[BEGIN RECORDS SHOWN]
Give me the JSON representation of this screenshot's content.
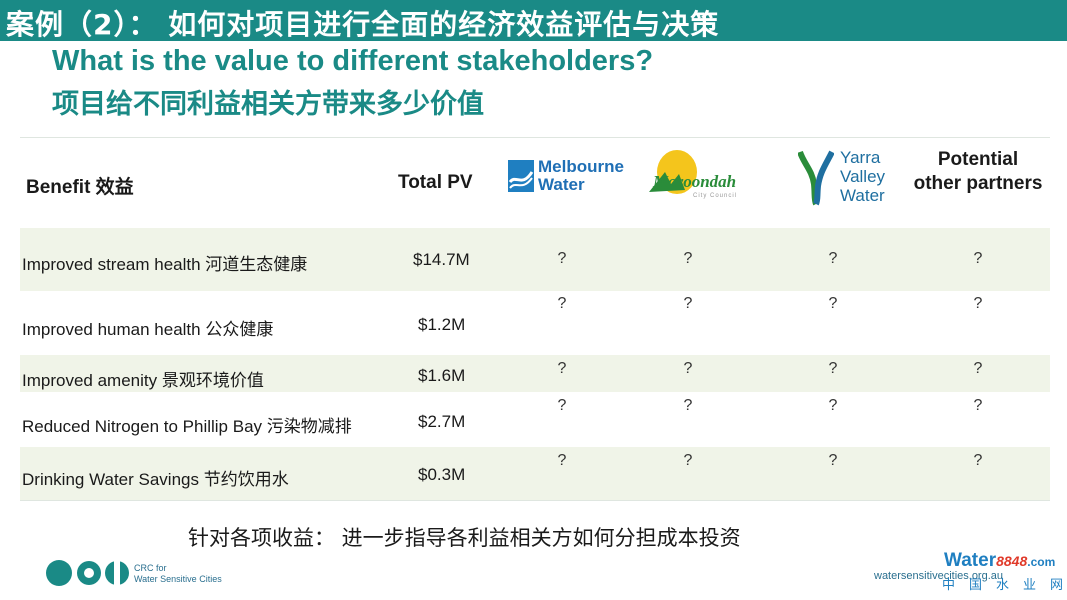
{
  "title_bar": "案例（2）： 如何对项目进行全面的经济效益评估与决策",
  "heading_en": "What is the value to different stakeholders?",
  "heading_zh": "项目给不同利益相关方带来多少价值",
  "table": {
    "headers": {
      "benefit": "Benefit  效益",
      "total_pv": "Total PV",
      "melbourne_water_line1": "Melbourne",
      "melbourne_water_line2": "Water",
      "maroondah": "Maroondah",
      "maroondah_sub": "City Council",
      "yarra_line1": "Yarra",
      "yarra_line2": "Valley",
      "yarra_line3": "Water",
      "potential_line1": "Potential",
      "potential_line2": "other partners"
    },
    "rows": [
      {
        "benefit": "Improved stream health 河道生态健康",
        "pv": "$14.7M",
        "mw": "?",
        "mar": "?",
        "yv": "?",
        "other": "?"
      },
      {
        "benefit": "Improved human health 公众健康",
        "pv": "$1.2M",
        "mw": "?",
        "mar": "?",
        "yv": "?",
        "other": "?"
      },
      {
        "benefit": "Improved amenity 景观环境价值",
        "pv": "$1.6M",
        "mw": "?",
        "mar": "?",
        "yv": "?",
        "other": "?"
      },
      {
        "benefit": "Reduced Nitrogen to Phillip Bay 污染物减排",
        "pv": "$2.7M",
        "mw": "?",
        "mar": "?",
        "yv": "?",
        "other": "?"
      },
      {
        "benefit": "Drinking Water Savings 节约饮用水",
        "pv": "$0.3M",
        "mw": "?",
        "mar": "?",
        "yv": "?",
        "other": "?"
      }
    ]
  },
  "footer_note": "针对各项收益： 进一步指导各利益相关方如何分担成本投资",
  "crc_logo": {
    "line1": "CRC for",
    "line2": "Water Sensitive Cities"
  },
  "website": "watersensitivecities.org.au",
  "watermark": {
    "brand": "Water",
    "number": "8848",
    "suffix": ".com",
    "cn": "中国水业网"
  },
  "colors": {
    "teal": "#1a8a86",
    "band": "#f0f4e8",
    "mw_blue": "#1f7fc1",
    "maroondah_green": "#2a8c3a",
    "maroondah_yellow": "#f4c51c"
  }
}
[END RECORDS SHOWN]
**EXERCISE:** Copy each line from the data above that includes "Improved".

**THE ANSWER:**
        "benefit": "Improved stream health 河道生态健康",
        "benefit": "Improved human health 公众健康",
        "benefit": "Improved amenity 景观环境价值",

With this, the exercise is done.